_Source:_
§

Procès fictif de la justice et de l’Etat belge organisé à l’ULB par l’ASM, à l’occasion des 10 ans de l’alerte lancée en 2015 par l’ensemble du monde judiciaire
21 March 2025
Droit pénal général
10 minutes de lecture

Procès fictif de la justice et de l’Etat belge organisé à l’ULB par l’ASM, à l’occasion des 10 ans de l’alerte lancée en 2015 par l’ensemble du monde judiciaire

Réquisitoire du Procurer général, interprété par Jean-Pierre Buyle

Mon office poursuit les accusés, en qualité d’auteurs, coauteurs ou complices, au sens de l’article 66 du Code pénal, de ne pas avoir respecté l’Etat de droit :

J’accuse la justice :

  • de ne pas respecter les délais raisonnables dans son action de juger ;
  • de ne pas veiller à une organisation professionnelle de son action ;
  • de multiplier les disfonctionnements de nature à porter atteinte aux droits des justiciables et au procès équitable.

J’accuse l’Etat belge :

  • De ne pas mettre les moyens humains et financiers suffisants à la disposition de la justice ;
  • De ne pas respecter la loi : traitements inhumains et dégradants et surpopulation carcérale, non respect des cadres légaux dans la magistrature… ;
  • De ne pas respecter les jugements prononcés par le pouvoir judiciaire (en ce qui concerne les demandeurs d’asile, les prisonniers, les cadres dans la magistrature, les nuisances sonores des survols aériens ou dans les affaires Nizar Trabelsi ou Salah Abdeslam…).

Je requiers d’appliquer la loi pénale et de déclarer les accusations établies.

Madame la Présidente

Madame, Monsieur les juges assesseurs

Mesdames, Messieurs les membres du jury

L’acte d’accusation est lourd. Très lourd.

Les accusés ont chacun un casier judiciaire bien rempli de condamnations graves.

On se baisse et on ramasse des délits à la pelle.

Mes griefs sont très précis à l’égard de la justice. Ils sont aux nombres de 3 : les délais déraisonnables, la désorganisation pathétique et les dysfonctionnements.

1. Les délais d’abord. (carton 3, sous farde 1 à 10)

Trop souvent, le temps de la justice n’est plus celui des justiciables.

Les dépassements des délais raisonnables sont devenus insupportables.

Combien de procès, la justice ne nous a-t-elle pas volés ? Une justice différée est toujours une justice déniée.

Combien d’affaires ont-elles été des déroutes judiciaires ?

Rappelez-vous les prescriptions dans l’affaire Fortis ou le dossier de l’explosion de la rue Léopold à Liège pour ne prendre que ces deux exemples. (carton 3, sous farde 2)

Voyez maintenant à la Cour d’appel de Bruxelles où une chambre civile a décidé de grève comme à la poste ou à la SNCB...

Dans le rapport d’évaluation du Conseil de l’Europe 2024, la Belgique se montre une nouvelle fois en surpoids par rapport à ses voisins de l’Union, tant en matière civile qu’en matière pénale ou administrative.

§

_Entrées extraites:_
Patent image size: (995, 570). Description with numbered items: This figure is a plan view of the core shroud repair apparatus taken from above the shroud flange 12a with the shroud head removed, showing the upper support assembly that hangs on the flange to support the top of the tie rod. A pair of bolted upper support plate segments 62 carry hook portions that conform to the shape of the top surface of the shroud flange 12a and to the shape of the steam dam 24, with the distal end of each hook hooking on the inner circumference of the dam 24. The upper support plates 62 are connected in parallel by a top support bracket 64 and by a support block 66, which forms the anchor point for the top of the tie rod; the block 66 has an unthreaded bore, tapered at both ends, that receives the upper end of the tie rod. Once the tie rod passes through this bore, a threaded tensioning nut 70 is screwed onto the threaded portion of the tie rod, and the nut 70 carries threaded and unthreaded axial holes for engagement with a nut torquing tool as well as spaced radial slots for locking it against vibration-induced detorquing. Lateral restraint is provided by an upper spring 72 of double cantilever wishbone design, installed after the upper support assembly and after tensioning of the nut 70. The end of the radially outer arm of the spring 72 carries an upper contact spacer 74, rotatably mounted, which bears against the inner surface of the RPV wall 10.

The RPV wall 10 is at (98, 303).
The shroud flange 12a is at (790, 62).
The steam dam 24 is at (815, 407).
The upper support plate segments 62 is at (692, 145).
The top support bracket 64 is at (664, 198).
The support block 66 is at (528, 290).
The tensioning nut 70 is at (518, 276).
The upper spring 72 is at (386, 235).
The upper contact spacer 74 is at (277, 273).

§

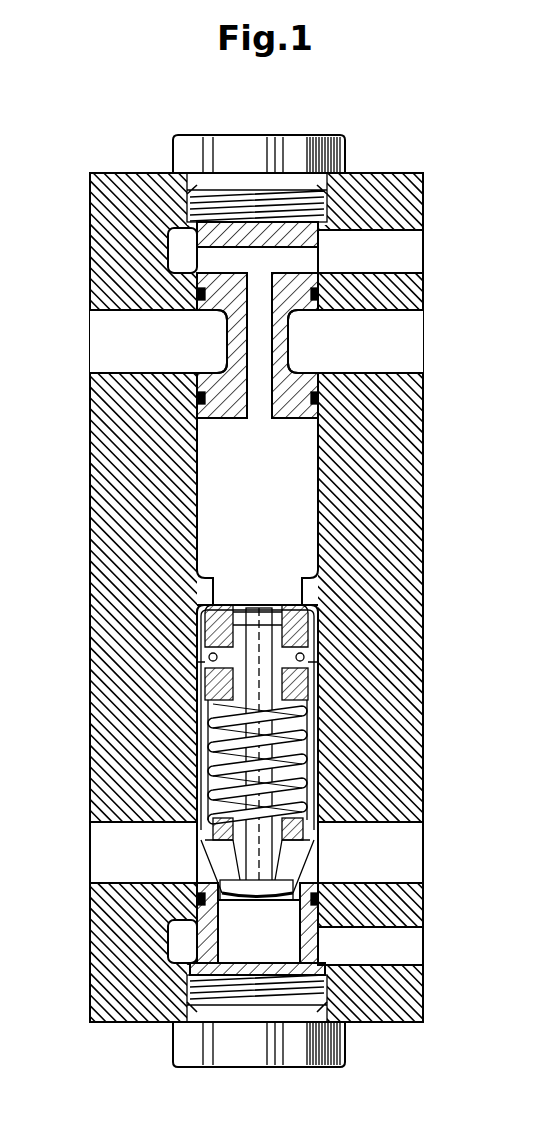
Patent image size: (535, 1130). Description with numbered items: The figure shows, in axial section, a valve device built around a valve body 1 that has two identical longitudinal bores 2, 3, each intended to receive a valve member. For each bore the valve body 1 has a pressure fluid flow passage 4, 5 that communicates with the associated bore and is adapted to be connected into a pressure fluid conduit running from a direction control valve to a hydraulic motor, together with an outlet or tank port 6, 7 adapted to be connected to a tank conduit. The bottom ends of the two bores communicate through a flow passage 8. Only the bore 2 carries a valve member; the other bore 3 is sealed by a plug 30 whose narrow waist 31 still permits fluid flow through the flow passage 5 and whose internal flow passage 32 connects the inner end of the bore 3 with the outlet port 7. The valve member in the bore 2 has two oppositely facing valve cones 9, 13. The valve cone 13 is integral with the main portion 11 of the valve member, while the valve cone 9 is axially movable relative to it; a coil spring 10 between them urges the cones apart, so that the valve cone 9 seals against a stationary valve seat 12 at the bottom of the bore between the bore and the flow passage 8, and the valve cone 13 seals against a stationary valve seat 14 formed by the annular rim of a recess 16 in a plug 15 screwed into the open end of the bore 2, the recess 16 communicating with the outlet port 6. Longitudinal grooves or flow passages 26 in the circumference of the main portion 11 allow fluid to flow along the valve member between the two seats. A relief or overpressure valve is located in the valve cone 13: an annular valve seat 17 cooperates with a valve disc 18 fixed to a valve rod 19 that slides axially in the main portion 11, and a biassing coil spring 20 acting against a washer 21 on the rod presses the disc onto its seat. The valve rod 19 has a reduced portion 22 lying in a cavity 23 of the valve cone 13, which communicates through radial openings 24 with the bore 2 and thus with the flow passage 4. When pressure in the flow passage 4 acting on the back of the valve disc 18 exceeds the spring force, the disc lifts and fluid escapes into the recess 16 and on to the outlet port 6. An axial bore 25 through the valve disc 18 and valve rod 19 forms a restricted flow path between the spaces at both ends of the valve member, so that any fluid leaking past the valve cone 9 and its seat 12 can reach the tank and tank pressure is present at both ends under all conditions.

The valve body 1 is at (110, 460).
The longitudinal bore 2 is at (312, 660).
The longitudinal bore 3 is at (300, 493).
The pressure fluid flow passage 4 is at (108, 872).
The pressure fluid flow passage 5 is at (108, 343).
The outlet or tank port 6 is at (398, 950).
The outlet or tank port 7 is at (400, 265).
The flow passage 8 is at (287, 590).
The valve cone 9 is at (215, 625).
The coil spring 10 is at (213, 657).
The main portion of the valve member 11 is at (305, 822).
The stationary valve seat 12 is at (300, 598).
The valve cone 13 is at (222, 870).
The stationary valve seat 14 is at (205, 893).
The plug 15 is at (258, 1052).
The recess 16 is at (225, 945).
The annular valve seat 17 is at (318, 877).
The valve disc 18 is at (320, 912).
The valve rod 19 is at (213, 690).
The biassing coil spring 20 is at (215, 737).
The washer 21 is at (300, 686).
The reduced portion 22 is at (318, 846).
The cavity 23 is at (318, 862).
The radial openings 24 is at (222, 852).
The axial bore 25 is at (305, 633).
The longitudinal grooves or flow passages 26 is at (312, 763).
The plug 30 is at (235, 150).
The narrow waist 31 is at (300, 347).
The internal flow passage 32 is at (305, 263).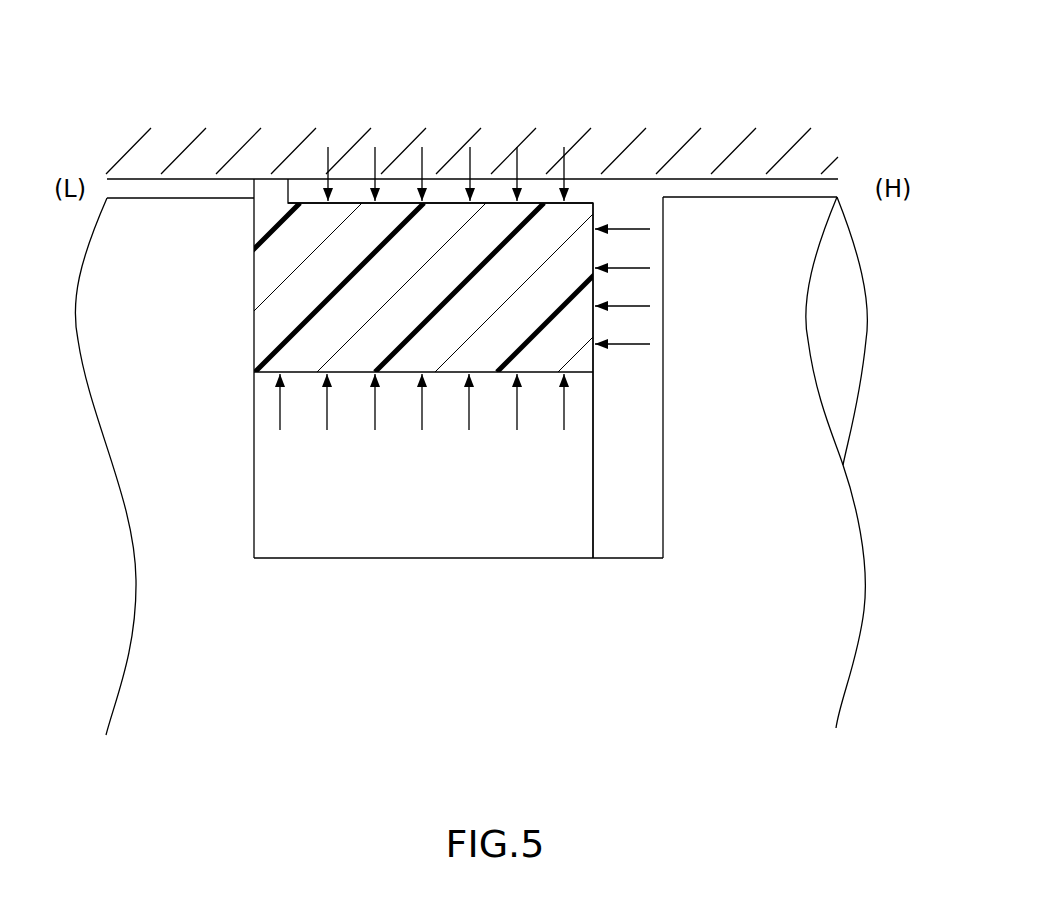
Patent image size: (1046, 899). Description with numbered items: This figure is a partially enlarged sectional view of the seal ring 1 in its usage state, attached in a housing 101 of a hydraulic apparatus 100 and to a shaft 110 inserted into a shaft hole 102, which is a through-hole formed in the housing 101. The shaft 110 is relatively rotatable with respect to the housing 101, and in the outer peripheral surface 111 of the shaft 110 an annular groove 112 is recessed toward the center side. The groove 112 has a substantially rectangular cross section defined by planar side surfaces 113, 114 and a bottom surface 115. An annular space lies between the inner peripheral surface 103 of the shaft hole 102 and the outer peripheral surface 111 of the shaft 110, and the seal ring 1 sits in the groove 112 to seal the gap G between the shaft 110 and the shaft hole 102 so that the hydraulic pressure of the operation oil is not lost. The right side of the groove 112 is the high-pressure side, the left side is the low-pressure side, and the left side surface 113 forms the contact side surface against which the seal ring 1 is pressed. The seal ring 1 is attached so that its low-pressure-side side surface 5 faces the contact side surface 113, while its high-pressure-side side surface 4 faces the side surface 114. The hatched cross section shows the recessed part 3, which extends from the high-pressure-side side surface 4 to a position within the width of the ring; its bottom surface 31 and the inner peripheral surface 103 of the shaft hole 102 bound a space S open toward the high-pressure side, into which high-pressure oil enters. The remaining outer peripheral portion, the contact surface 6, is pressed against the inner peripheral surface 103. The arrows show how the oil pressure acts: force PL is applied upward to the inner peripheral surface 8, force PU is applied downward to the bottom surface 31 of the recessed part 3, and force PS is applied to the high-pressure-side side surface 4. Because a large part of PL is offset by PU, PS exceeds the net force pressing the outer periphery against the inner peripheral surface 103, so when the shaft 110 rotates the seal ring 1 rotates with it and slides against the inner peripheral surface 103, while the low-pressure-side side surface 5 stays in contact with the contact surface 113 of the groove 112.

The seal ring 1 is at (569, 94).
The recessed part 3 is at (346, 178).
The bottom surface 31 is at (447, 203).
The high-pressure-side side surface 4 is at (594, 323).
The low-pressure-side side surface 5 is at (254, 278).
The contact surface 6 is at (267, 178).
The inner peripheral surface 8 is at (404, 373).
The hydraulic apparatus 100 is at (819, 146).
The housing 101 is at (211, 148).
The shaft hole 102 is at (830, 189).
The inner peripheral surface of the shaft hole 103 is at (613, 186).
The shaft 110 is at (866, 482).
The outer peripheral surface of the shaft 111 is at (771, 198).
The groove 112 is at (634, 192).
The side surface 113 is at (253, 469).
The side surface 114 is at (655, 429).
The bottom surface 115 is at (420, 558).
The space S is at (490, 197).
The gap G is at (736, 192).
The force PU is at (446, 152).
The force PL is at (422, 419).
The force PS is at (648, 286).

§

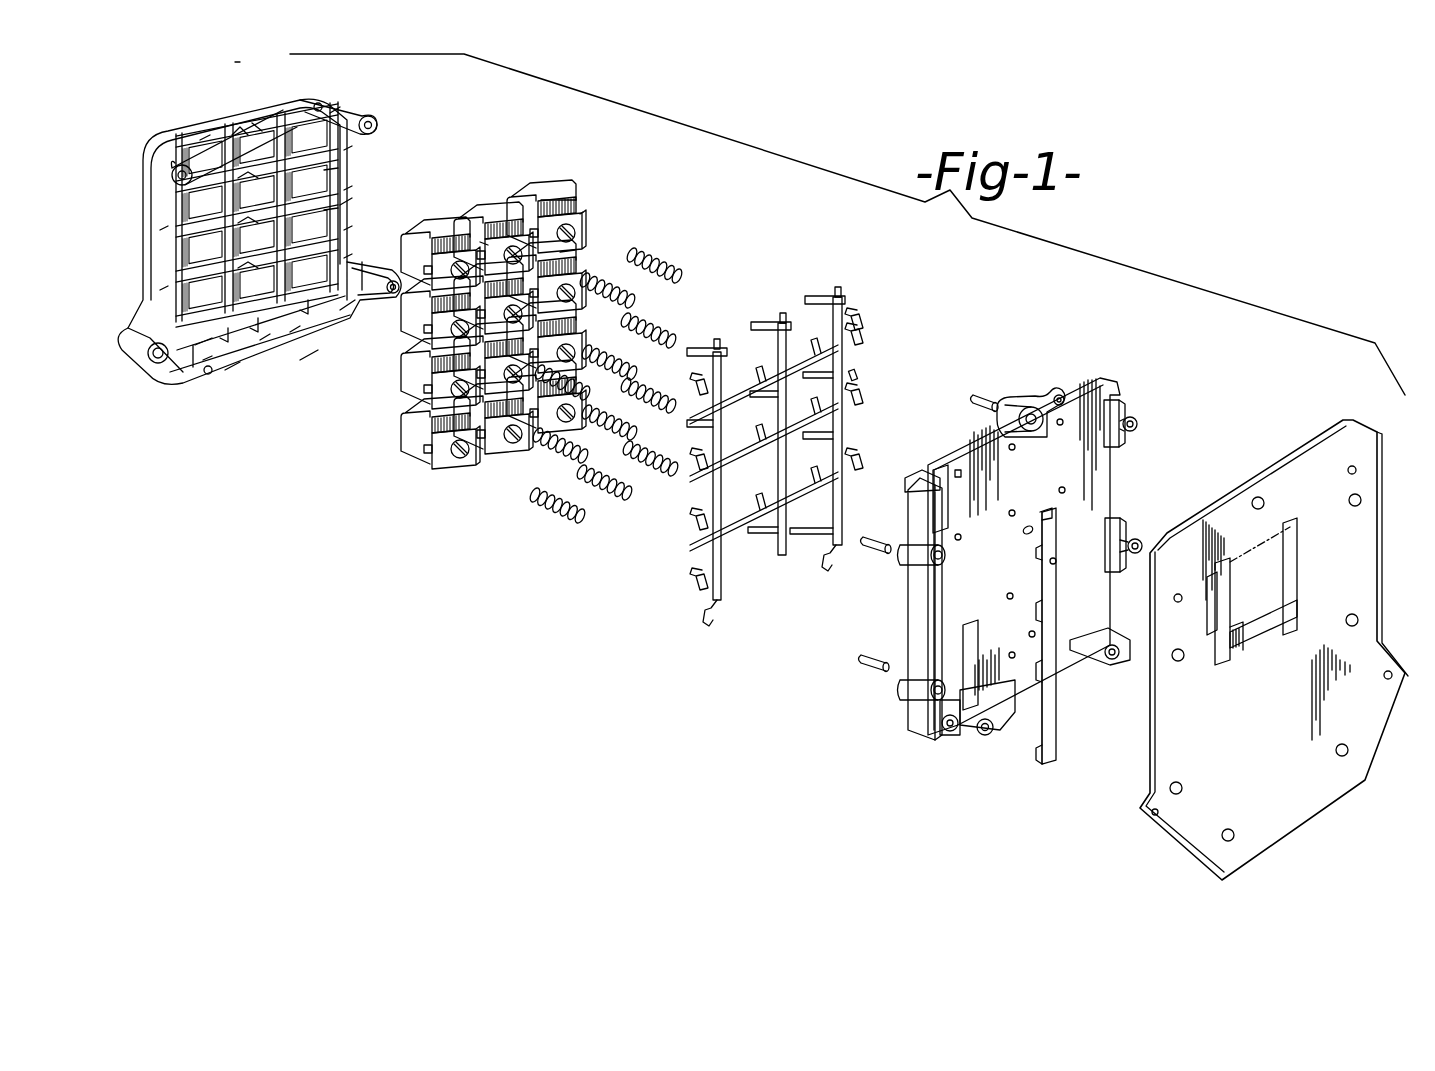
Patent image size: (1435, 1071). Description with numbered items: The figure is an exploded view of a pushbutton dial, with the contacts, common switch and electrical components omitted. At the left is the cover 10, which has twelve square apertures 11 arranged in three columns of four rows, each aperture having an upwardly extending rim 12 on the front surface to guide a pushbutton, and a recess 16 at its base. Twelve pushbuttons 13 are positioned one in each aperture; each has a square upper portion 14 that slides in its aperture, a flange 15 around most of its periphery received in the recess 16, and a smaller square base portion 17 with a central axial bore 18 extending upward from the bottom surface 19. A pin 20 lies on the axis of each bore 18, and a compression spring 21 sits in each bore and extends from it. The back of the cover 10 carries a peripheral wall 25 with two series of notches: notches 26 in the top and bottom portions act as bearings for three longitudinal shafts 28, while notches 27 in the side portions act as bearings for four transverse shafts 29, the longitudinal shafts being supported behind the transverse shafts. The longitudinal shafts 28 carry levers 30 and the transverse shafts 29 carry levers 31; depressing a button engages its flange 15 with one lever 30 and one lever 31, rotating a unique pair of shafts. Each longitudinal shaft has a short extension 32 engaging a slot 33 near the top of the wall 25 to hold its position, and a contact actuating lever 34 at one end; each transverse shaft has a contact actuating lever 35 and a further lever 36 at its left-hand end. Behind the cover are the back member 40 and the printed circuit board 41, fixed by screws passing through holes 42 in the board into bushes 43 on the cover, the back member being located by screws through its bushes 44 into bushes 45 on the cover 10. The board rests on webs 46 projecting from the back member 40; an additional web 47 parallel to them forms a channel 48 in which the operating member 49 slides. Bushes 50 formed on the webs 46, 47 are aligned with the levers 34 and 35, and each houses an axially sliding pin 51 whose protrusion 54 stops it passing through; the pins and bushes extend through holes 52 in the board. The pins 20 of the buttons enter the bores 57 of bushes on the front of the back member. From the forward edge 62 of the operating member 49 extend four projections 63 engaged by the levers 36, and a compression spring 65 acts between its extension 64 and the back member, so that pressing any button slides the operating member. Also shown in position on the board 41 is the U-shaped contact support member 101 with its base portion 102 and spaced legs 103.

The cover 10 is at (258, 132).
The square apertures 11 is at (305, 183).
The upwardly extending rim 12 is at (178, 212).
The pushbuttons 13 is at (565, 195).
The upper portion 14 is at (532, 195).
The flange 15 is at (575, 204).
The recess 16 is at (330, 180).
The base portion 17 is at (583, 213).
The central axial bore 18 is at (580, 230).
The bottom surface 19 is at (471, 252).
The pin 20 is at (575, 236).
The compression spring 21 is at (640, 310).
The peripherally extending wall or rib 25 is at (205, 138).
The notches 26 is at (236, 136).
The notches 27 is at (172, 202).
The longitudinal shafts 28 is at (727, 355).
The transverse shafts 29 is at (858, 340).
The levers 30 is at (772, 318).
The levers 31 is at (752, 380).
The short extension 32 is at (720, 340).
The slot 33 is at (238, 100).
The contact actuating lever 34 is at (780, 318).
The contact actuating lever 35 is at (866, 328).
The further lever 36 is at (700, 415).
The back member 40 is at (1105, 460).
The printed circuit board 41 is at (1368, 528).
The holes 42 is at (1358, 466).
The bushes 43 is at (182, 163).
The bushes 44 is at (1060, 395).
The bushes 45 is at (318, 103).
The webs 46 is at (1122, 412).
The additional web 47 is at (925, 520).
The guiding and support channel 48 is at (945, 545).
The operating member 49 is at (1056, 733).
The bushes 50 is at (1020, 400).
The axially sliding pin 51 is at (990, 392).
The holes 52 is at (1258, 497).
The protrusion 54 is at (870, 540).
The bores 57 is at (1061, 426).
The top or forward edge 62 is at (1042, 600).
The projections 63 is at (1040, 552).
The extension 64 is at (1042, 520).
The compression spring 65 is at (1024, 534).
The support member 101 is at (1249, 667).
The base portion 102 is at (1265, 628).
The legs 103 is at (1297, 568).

§

_Petit problème 1:_ D'après le texte sur le procès fictif de la justice belge, quels sont les trois griefs que le réquisitoire adresse à la justice ?
_Petit problème 2:_ Poursuivez le texte sur le procès fictif de la justice belge à partir de sa dernière phrase.

_Corrigé 1:_ Les délais déraisonnables, la désorganisation pathétique et les dysfonctionnements.

_Corrigé 2:_
Alors que l’Etat doit veiller à ce que la cause de toute personne soit entendue dans des délais raisonnables, la justice belge reste en défaut. Le grief est établi.

2. La justice belge est aussi en défaut en ne veillant pas à une organisation professionnelle de son action.

Pourquoi est-il impossible à la justice de déterminer ses besoins et de dire aux autorités combien de juges sont nécessaires dans chaque type d’entité en vue de pouvoir traiter dans les délais le travail entrant (rapport du Collège des cours et tribunaux (le bras armé de la justice) du 20 février 2024, page 4. Carton 3, sous farde 3) ?

Pourquoi faut-il chaque fois se déplacer au palais de justice pour accomplir des formalités administratives qui pourraient être faites à distance : acter des calendriers, valider qu’une affaire est en état, remettre une affaire…

Combien de fois un justiciable doit-il comparaitre en matière pénale devant la Cour d’appel et devant la chambre des mises en accusation avant que son affaire ne soit retenue ? Pourquoi oblige-t-on encore les parties à recourir au papier pour le dépôt de nombreux actes de procédure ou pour la consultation des dossiers, ce qui implique des déplacements couteux et inutiles ? Le recours au numérique ne devrait-il pas être la règle ?

3. Je mets enfin en cause les dysfonctionnements de la justice, de nature à porter atteinte aux droits des justiciables et aux procès équitables.

Au début de cette année, l’Etat belge a été déclaré responsable du viol et du meurtre de Julie Van Espen par le Tribunal de première instance de Bruxelles (carton 4, sous farde 1). Le ministre de la Justice a présenté des excuses à la famille pour les erreurs commises par le système judiciaire et la responsabilité que la justice porte dans la mort de la petite Julie.

Ce dossier avait été constamment reporté par la Cour d’appel d’Anvers.

Rappelez-vous aussi l’affaire Abdeslam Lassoued (carton 4, sous farde 2). Cette attaque terroriste d’octobre 2023 a coûté la vie à 2 supporters suédois venus assister à un match de football. Le ministre de la Justice a démissionné suite à une erreur grossière et inacceptable commise par un magistrat qui n’avait pas donné suite à une demande d’extradition tunisienne. Le dossier était resté dans une armoire sans que personne ne s’en aperçoive.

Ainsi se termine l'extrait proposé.